Extract every line below, verbatim.

— start of TASK INPUT —

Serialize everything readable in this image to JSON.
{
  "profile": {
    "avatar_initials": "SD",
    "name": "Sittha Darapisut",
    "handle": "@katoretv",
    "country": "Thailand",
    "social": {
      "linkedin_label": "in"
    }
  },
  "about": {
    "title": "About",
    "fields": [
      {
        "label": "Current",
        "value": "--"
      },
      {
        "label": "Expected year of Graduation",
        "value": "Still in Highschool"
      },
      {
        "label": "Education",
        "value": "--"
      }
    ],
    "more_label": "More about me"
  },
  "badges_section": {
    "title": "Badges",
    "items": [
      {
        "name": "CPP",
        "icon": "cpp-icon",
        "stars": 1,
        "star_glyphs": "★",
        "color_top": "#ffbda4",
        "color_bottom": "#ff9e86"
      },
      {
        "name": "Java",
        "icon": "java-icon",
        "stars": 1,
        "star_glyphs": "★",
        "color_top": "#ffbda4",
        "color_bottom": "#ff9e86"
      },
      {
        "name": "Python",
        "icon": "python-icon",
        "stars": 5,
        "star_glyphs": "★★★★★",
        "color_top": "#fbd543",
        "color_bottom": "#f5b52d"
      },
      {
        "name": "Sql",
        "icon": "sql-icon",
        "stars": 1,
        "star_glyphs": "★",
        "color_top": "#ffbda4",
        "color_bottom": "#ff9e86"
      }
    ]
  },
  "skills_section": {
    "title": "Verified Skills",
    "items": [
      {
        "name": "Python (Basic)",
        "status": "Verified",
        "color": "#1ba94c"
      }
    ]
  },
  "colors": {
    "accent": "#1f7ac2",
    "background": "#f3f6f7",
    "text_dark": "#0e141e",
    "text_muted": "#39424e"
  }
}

— end of TASK INPUT —

COMPLETED TASK =>
Serialize everything readable in this image to JSON.
{
  "profile": {
    "avatar_initials": "SD",
    "name": "Sittha Darapisut",
    "handle": "@katoretv",
    "country": "Thailand",
    "social": {
      "linkedin_label": "in"
    }
  },
  "about": {
    "title": "About",
    "fields": [
      {
        "label": "Current",
        "value": "--"
      },
      {
        "label": "Expected year of Graduation",
        "value": "Still in Highschool"
      },
      {
        "label": "Education",
        "value": "--"
      }
    ],
    "more_label": "More about me"
  },
  "badges_section": {
    "title": "Badges",
    "items": [
      {
        "name": "CPP",
        "icon": "cpp-icon",
        "stars": 1,
        "star_glyphs": "★",
        "color_top": "#ffbda4",
        "color_bottom": "#ff9e86"
      },
      {
        "name": "Java",
        "icon": "java-icon",
        "stars": 1,
        "star_glyphs": "★",
        "color_top": "#ffbda4",
        "color_bottom": "#ff9e86"
      },
      {
        "name": "Python",
        "icon": "python-icon",
        "stars": 5,
        "star_glyphs": "★★★★★",
        "color_top": "#fbd543",
        "color_bottom": "#f5b52d"
      },
      {
        "name": "Sql",
        "icon": "sql-icon",
        "stars": 1,
        "star_glyphs": "★",
        "color_top": "#ffbda4",
        "color_bottom": "#ff9e86"
      }
    ]
  },
  "skills_section": {
    "title": "Verified Skills",
    "items": [
      {
        "name": "Python (Basic)",
        "status": "Verified",
        "color": "#1ba94c"
      }
    ]
  },
  "colors": {
    "accent": "#1f7ac2",
    "background": "#f3f6f7",
    "text_dark": "#0e141e",
    "text_muted": "#39424e"
  }
}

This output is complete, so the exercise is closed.